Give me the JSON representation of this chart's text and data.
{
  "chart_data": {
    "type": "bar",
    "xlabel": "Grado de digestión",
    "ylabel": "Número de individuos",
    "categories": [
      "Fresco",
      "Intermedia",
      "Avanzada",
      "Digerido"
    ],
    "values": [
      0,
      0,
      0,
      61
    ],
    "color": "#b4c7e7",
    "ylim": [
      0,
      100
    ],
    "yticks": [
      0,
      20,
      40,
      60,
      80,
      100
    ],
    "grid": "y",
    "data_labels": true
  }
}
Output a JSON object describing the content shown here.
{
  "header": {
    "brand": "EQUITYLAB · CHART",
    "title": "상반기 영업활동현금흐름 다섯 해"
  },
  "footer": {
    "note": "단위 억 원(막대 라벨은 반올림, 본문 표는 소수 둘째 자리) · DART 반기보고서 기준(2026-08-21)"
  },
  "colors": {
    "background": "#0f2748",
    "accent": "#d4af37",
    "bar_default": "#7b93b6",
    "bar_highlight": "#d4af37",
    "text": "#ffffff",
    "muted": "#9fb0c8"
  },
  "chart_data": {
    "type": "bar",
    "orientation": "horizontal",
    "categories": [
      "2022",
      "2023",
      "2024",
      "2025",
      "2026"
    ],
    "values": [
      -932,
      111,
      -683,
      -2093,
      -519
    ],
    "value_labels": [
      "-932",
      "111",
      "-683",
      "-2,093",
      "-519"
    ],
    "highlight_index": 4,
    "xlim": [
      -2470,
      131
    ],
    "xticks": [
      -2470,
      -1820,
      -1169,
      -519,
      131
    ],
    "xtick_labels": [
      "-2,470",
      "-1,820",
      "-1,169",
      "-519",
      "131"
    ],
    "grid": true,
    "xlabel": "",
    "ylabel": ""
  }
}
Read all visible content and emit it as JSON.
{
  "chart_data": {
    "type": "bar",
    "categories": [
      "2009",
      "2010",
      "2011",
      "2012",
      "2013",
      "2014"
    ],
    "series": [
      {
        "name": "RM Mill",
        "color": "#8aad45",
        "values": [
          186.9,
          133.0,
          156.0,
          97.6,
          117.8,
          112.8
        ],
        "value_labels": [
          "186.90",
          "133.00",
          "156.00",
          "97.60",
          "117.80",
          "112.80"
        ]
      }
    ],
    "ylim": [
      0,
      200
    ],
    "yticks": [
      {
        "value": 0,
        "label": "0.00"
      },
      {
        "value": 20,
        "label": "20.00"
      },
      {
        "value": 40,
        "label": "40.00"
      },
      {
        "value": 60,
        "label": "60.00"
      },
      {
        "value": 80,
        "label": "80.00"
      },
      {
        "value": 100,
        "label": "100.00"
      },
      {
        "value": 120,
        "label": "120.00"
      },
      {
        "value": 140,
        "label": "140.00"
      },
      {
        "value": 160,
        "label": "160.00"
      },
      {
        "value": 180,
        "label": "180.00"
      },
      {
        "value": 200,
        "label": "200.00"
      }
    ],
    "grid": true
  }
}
****************************************
▶ [EXERCISE INSTRUCTIONS]: Pull out every line from the one with "Read all visible content and emit it as JSON." to the end of the listing, and output only those.

▶ [SOLUTION BELOW]:
Read all visible content and emit it as JSON.
{
  "chart_data": {
    "type": "bar",
    "categories": [
      "2009",
      "2010",
      "2011",
      "2012",
      "2013",
      "2014"
    ],
    "series": [
      {
        "name": "RM Mill",
        "color": "#8aad45",
        "values": [
          186.9,
          133.0,
          156.0,
          97.6,
          117.8,
          112.8
        ],
        "value_labels": [
          "186.90",
          "133.00",
          "156.00",
          "97.60",
          "117.80",
          "112.80"
        ]
      }
    ],
    "ylim": [
      0,
      200
    ],
    "yticks": [
      {
        "value": 0,
        "label": "0.00"
      },
      {
        "value": 20,
        "label": "20.00"
      },
      {
        "value": 40,
        "label": "40.00"
      },
      {
        "value": 60,
        "label": "60.00"
      },
      {
        "value": 80,
        "label": "80.00"
      },
      {
        "value": 100,
        "label": "100.00"
      },
      {
        "value": 120,
        "label": "120.00"
      },
      {
        "value": 140,
        "label": "140.00"
      },
      {
        "value": 160,
        "label": "160.00"
      },
      {
        "value": 180,
        "label": "180.00"
      },
      {
        "value": 200,
        "label": "200.00"
      }
    ],
    "grid": true
  }
}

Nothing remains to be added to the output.